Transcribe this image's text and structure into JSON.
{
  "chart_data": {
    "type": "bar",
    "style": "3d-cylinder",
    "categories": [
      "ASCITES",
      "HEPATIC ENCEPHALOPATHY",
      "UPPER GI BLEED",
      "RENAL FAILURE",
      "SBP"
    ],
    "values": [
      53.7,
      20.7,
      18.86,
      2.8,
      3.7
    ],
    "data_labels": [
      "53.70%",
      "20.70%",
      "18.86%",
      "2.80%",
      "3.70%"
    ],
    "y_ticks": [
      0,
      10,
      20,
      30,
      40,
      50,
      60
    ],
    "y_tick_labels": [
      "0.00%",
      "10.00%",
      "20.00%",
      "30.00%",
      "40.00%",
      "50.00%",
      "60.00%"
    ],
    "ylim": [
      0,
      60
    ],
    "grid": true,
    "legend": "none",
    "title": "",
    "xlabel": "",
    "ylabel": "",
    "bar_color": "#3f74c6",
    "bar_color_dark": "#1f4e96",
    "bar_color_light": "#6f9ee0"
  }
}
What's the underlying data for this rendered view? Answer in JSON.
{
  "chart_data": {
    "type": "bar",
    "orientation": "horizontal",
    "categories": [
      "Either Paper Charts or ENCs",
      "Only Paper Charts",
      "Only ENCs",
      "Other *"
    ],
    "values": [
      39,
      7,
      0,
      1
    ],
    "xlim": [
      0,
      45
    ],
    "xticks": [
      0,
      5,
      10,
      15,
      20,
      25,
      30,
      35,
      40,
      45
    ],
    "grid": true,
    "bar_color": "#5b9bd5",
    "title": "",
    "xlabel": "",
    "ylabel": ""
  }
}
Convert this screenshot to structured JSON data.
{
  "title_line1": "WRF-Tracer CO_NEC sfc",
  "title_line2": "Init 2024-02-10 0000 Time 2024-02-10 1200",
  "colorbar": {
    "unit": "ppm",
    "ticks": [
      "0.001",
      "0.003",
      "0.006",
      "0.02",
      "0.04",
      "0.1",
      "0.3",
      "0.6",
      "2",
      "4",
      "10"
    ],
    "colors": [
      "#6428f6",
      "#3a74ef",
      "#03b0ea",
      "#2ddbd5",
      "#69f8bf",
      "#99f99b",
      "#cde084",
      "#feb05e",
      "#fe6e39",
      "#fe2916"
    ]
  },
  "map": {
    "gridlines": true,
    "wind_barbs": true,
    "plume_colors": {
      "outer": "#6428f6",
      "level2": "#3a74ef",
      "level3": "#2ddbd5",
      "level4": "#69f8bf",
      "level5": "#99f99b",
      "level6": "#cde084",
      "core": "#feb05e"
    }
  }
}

**Exercise directions**: Wherever the string "Paper" appears in the entries above, list that line.

**Task response**:
      "Either Paper Charts or ENCs",
      "Only Paper Charts",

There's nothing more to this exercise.